(Records excerpted from a collection)
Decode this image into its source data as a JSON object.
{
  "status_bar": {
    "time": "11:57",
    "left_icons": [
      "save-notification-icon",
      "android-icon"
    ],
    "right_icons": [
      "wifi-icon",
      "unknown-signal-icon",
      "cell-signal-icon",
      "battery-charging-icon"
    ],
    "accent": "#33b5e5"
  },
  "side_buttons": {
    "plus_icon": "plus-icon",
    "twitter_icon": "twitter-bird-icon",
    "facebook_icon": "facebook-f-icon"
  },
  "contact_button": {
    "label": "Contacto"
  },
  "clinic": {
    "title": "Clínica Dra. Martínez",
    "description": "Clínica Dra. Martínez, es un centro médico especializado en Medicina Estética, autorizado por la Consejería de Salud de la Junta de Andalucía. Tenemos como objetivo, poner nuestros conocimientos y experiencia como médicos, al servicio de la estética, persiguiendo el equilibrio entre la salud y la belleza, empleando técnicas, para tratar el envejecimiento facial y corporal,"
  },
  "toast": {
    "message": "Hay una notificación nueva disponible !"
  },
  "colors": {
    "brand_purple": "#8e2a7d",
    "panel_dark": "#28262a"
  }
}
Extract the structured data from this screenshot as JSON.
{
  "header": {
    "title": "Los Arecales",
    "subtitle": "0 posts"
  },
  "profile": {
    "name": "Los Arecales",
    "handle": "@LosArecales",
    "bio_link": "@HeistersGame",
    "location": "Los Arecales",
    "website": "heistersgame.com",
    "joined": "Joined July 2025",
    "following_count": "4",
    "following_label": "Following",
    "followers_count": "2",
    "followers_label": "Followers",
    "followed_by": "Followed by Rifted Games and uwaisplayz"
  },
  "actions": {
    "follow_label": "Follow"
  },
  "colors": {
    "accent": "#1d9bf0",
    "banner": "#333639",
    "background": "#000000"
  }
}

:: Problem statement ::
Reproduce all the data word for word.

:: Problem solution ::
Decode this image into its source data as a JSON object.
{
  "status_bar": {
    "time": "11:57",
    "left_icons": [
      "save-notification-icon",
      "android-icon"
    ],
    "right_icons": [
      "wifi-icon",
      "unknown-signal-icon",
      "cell-signal-icon",
      "battery-charging-icon"
    ],
    "accent": "#33b5e5"
  },
  "side_buttons": {
    "plus_icon": "plus-icon",
    "twitter_icon": "twitter-bird-icon",
    "facebook_icon": "facebook-f-icon"
  },
  "contact_button": {
    "label": "Contacto"
  },
  "clinic": {
    "title": "Clínica Dra. Martínez",
    "description": "Clínica Dra. Martínez, es un centro médico especializado en Medicina Estética, autorizado por la Consejería de Salud de la Junta de Andalucía. Tenemos como objetivo, poner nuestros conocimientos y experiencia como médicos, al servicio de la estética, persiguiendo el equilibrio entre la salud y la belleza, empleando técnicas, para tratar el envejecimiento facial y corporal,"
  },
  "toast": {
    "message": "Hay una notificación nueva disponible !"
  },
  "colors": {
    "brand_purple": "#8e2a7d",
    "panel_dark": "#28262a"
  }
}
Extract the structured data from this screenshot as JSON.
{
  "header": {
    "title": "Los Arecales",
    "subtitle": "0 posts"
  },
  "profile": {
    "name": "Los Arecales",
    "handle": "@LosArecales",
    "bio_link": "@HeistersGame",
    "location": "Los Arecales",
    "website": "heistersgame.com",
    "joined": "Joined July 2025",
    "following_count": "4",
    "following_label": "Following",
    "followers_count": "2",
    "followers_label": "Followers",
    "followed_by": "Followed by Rifted Games and uwaisplayz"
  },
  "actions": {
    "follow_label": "Follow"
  },
  "colors": {
    "accent": "#1d9bf0",
    "banner": "#333639",
    "background": "#000000"
  }
}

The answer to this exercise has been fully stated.